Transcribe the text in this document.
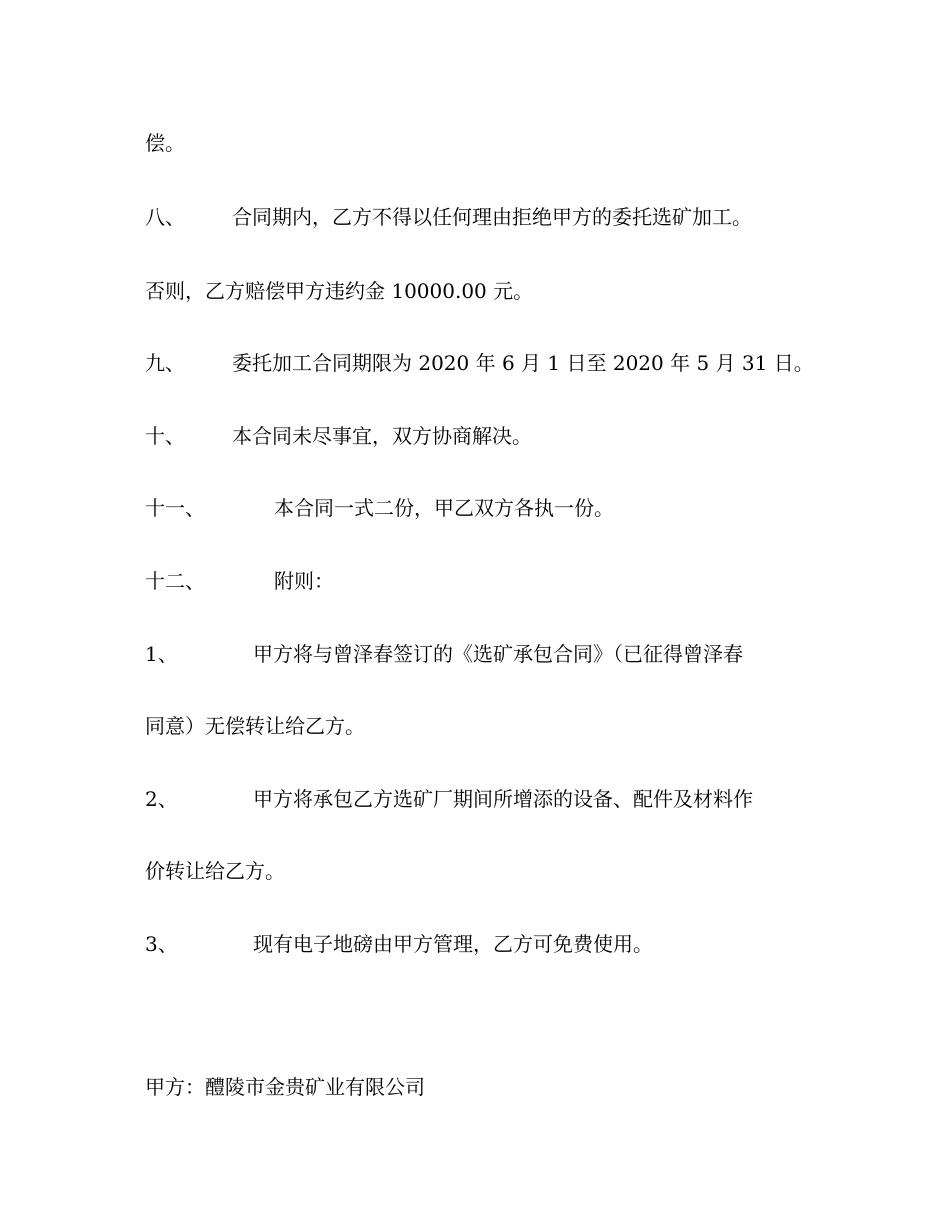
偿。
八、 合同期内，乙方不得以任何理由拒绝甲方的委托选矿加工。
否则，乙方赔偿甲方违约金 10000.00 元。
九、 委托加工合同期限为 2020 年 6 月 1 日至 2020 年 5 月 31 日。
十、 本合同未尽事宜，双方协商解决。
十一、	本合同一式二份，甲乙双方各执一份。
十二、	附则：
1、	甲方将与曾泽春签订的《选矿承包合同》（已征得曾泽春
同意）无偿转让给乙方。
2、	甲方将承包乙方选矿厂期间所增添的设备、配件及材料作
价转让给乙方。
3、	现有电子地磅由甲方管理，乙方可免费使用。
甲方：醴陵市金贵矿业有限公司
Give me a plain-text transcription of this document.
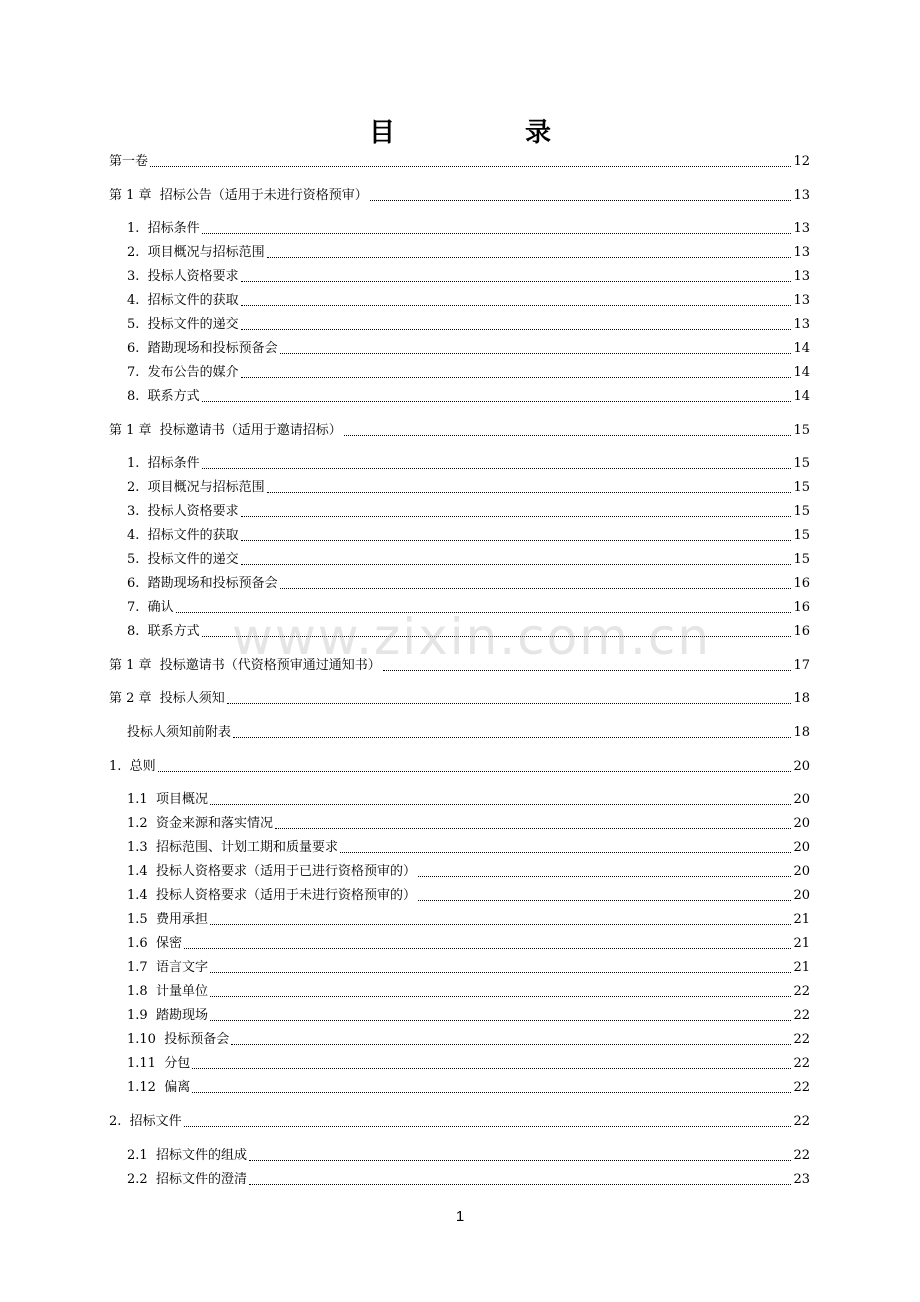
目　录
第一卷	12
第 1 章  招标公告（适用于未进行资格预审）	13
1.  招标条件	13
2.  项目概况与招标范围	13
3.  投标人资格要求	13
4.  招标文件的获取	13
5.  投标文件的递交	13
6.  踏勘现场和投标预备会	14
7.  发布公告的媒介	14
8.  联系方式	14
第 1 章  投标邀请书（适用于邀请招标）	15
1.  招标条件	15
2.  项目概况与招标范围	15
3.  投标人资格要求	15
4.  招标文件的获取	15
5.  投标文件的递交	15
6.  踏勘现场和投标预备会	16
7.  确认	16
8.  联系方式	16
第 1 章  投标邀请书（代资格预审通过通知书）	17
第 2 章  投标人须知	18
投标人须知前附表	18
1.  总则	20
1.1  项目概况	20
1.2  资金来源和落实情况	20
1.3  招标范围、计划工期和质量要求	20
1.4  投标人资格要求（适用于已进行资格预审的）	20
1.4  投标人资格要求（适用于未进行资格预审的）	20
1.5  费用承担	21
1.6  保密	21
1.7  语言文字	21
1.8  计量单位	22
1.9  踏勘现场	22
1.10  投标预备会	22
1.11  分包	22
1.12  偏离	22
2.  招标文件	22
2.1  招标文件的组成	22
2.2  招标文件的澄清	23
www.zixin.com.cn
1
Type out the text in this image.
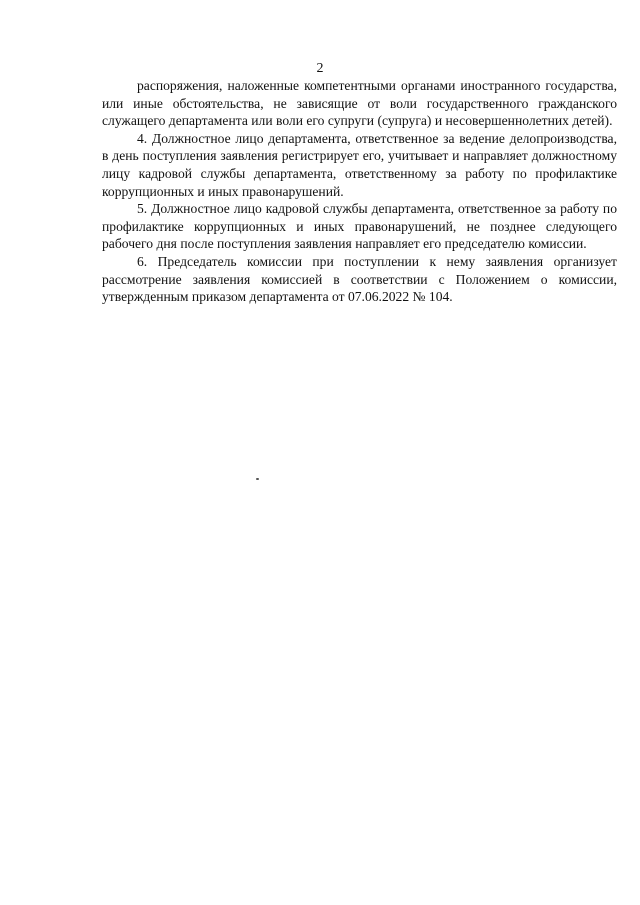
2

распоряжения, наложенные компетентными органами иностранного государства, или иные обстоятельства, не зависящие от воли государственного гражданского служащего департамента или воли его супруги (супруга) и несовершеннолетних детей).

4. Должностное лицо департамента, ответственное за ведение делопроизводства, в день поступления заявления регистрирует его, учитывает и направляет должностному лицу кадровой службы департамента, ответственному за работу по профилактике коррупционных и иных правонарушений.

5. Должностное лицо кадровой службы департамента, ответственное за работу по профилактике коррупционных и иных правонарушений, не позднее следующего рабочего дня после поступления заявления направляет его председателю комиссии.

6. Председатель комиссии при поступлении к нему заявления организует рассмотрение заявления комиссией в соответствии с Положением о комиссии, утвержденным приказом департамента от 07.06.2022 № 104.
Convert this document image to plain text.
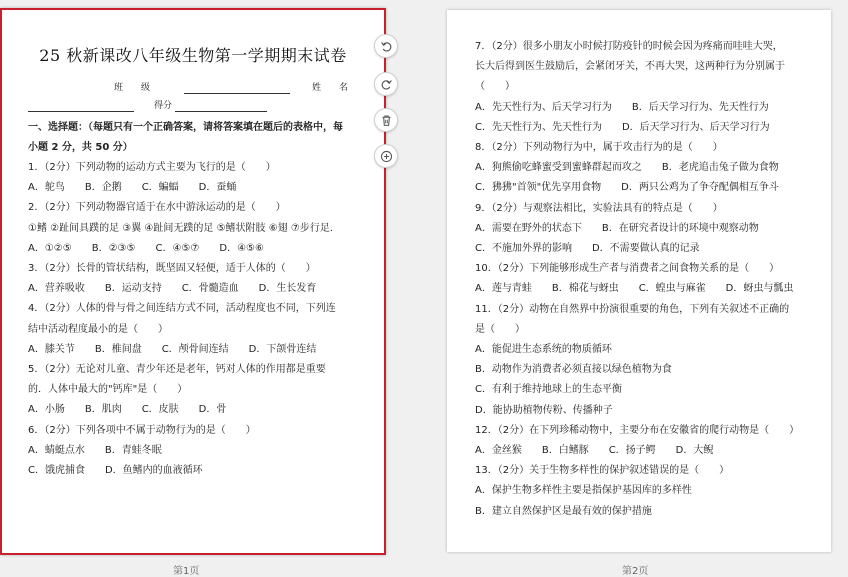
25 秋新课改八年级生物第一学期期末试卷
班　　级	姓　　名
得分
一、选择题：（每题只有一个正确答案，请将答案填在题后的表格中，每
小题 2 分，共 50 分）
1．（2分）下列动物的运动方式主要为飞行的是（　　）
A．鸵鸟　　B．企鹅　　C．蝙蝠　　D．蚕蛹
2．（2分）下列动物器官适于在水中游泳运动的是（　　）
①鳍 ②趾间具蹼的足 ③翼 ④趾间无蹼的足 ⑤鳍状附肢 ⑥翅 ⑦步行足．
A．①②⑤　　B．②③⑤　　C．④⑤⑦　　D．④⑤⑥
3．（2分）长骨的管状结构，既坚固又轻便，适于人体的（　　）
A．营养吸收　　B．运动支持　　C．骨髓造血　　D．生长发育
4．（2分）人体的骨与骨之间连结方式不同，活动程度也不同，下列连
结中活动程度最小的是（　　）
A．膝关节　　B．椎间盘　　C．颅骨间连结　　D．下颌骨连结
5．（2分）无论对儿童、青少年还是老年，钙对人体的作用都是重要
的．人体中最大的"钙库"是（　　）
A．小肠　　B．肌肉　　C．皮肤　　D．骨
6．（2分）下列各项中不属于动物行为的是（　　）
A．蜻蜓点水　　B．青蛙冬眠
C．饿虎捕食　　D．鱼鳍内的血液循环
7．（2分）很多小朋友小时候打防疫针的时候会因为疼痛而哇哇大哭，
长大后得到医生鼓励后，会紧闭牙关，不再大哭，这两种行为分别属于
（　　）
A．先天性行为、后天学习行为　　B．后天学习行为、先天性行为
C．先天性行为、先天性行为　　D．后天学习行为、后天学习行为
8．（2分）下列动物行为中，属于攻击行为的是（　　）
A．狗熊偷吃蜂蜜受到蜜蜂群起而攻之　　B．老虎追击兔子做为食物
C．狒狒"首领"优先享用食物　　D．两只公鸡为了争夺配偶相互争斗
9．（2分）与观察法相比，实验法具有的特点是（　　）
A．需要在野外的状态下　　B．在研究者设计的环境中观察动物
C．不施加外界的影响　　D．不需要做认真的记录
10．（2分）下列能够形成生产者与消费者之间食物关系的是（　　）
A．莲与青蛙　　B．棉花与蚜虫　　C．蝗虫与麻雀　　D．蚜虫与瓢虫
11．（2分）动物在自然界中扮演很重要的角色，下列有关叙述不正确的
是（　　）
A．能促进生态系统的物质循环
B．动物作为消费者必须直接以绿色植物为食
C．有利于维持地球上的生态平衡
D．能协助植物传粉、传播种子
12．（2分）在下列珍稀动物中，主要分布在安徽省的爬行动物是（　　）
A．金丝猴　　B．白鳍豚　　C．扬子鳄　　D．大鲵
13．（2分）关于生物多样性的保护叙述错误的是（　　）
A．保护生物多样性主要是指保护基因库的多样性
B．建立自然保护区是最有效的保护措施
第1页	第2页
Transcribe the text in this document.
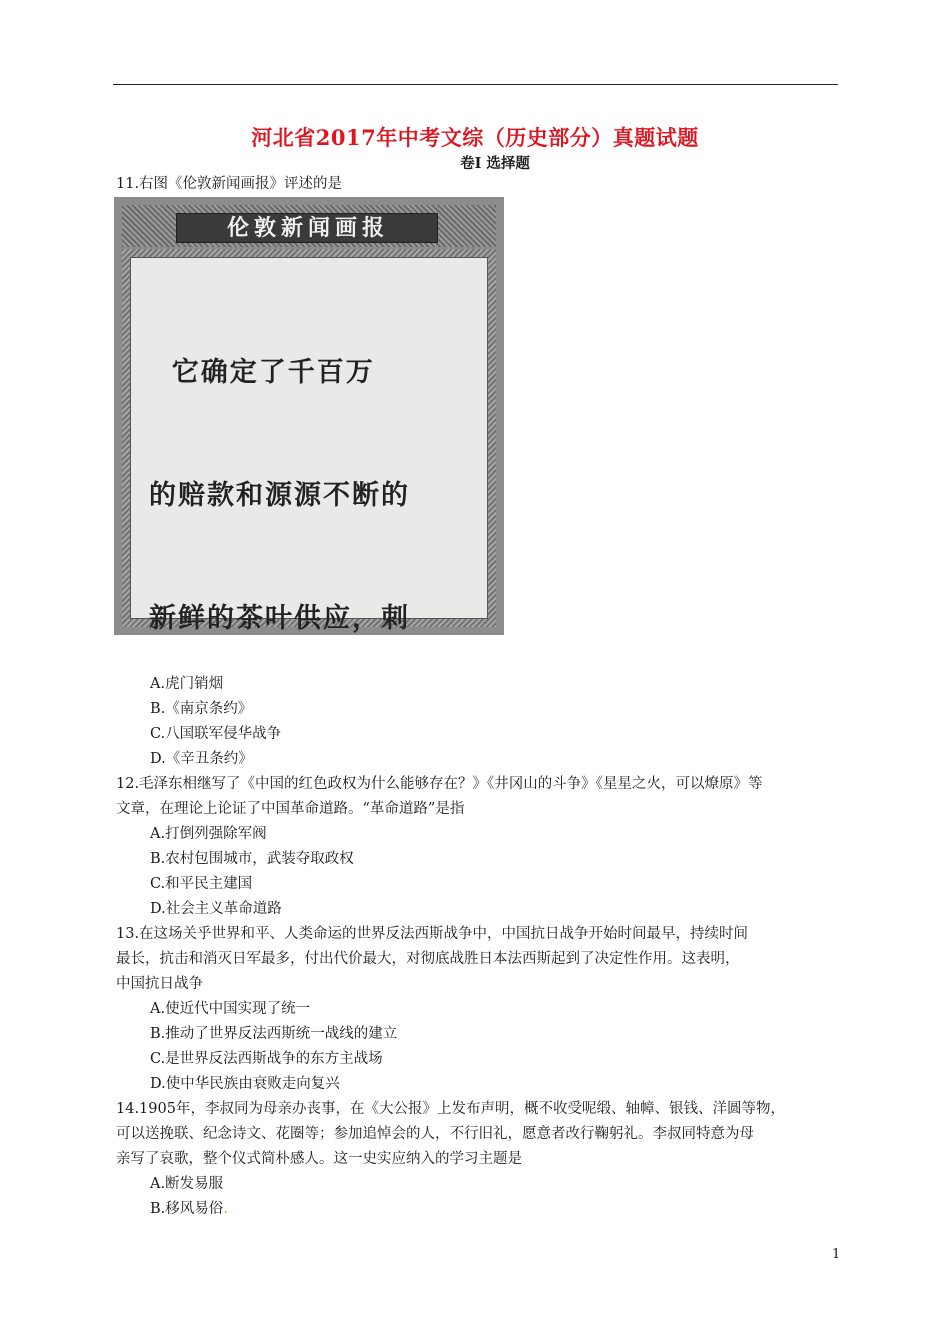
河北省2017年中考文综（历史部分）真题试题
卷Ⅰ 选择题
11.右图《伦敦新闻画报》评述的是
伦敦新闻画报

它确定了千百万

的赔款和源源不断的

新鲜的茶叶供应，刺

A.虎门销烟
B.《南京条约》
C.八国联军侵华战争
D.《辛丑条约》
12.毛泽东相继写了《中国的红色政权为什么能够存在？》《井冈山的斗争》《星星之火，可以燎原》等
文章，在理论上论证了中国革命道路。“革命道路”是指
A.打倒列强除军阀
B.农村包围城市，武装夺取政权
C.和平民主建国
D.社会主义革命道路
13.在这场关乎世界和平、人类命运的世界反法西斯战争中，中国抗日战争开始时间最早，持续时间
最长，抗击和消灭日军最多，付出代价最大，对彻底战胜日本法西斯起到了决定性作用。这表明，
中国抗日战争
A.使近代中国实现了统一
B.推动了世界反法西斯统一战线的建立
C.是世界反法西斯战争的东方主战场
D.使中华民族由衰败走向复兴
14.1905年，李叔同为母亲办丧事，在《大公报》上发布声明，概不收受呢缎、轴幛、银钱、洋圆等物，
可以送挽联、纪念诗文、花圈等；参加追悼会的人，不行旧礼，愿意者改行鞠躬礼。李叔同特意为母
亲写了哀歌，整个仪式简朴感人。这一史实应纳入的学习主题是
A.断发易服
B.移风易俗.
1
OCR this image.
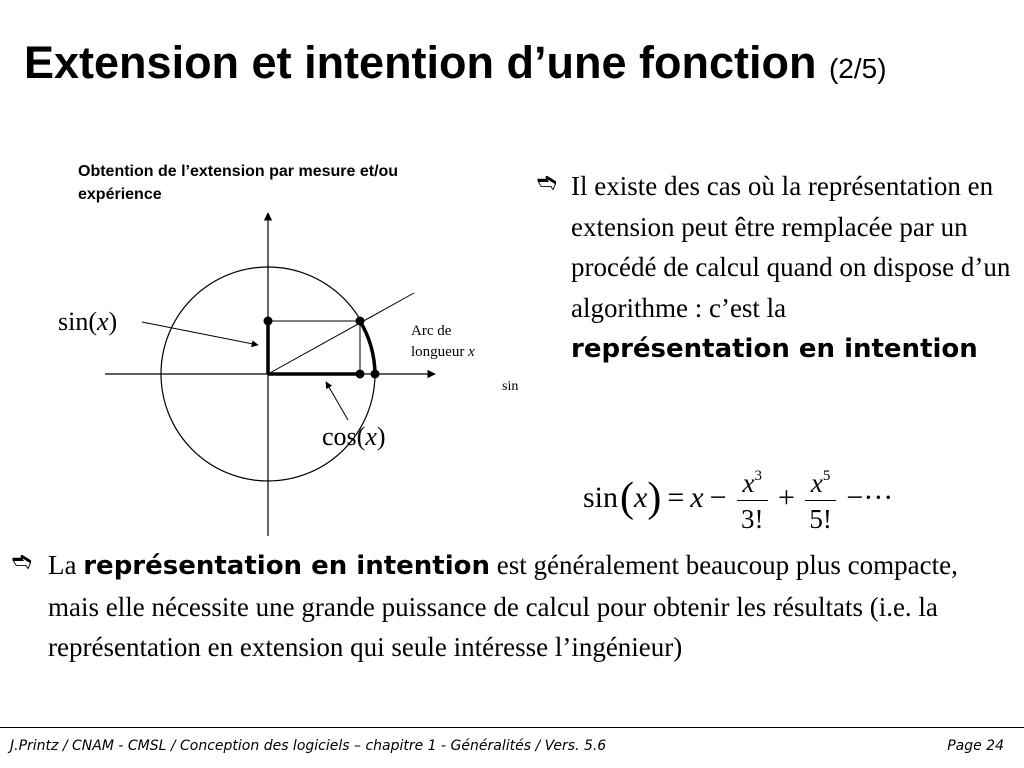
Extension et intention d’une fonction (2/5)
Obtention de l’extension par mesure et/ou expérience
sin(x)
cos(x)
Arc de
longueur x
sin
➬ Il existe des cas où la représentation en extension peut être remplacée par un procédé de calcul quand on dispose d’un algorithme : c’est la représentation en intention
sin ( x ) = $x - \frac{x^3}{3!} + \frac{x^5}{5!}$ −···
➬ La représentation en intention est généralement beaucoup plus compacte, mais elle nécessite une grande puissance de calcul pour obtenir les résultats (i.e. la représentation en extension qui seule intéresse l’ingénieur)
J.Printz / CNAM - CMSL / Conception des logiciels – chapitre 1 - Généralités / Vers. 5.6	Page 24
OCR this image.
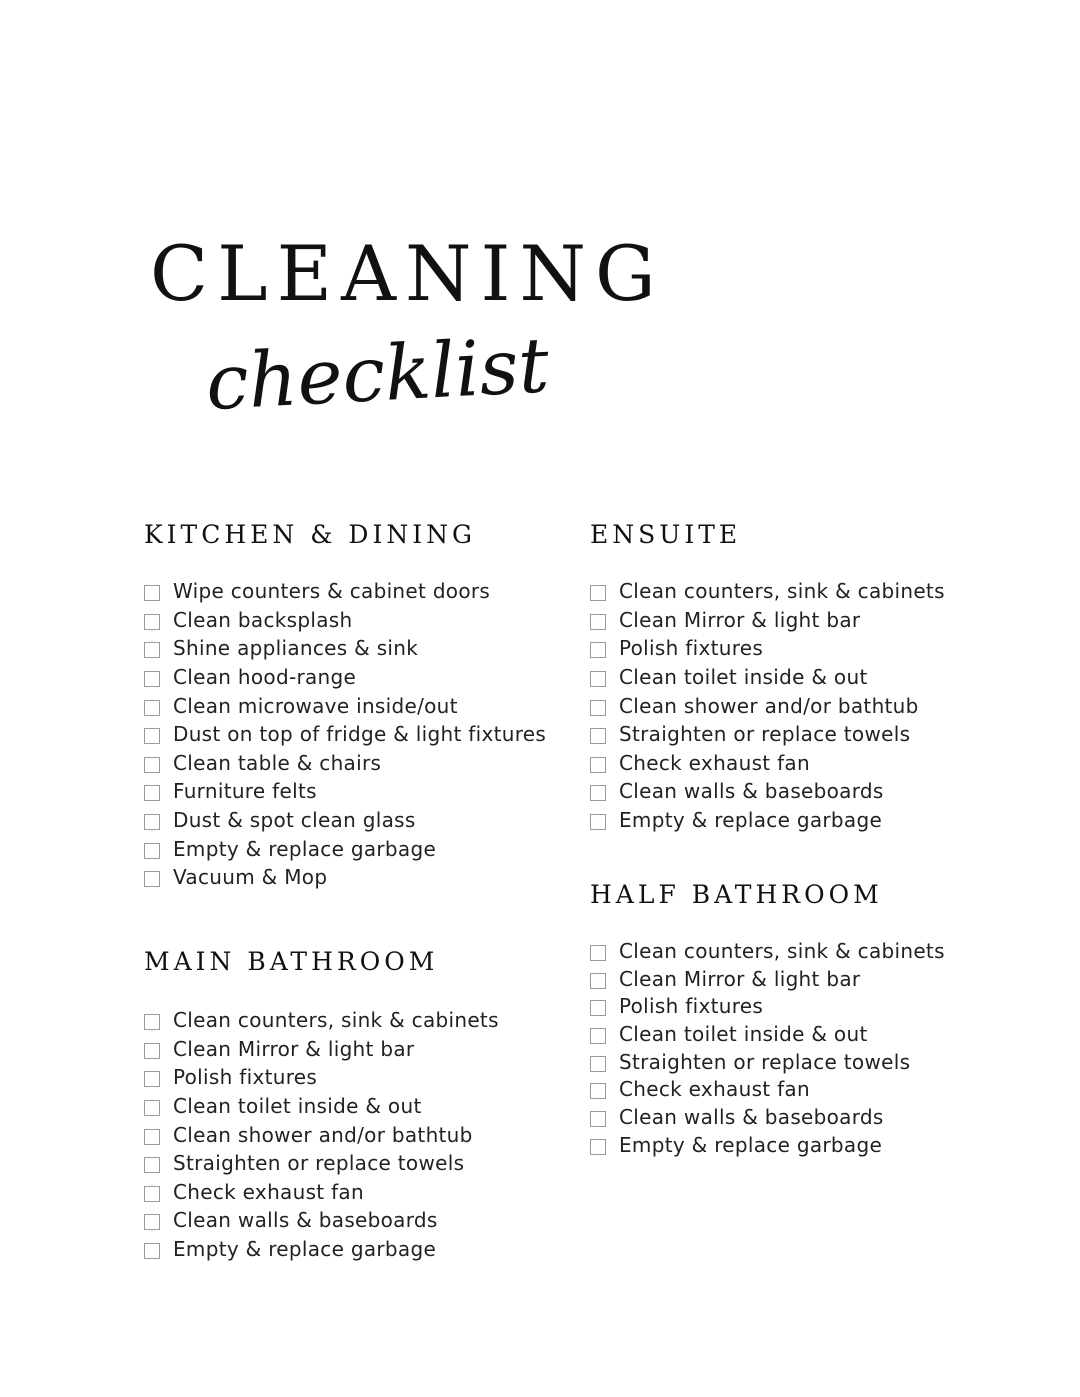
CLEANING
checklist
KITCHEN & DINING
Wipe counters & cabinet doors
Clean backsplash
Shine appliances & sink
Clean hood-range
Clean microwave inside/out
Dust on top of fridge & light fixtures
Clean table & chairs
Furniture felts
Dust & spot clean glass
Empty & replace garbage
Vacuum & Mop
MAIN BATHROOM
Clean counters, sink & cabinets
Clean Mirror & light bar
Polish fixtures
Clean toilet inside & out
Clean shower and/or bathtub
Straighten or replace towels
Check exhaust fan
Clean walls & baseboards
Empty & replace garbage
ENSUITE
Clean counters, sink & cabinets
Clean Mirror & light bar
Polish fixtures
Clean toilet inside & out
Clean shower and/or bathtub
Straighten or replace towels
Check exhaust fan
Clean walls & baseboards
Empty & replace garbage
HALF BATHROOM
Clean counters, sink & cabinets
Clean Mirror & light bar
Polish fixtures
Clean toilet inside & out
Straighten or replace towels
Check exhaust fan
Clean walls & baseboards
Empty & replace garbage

Objective >>
Find the string "лицо" in the listing and return every line that holds it.

Solution >>
4. Должностное лицо департамента, ответственное за ведение делопроизводства, в день поступления заявления регистрирует его, учитывает и направляет должностному лицу кадровой службы департамента, ответственному за работу по профилактике коррупционных и иных правонарушений.
5. Должностное лицо кадровой службы департамента, ответственное за работу по профилактике коррупционных и иных правонарушений, не позднее следующего рабочего дня после поступления заявления направляет его председателю комиссии.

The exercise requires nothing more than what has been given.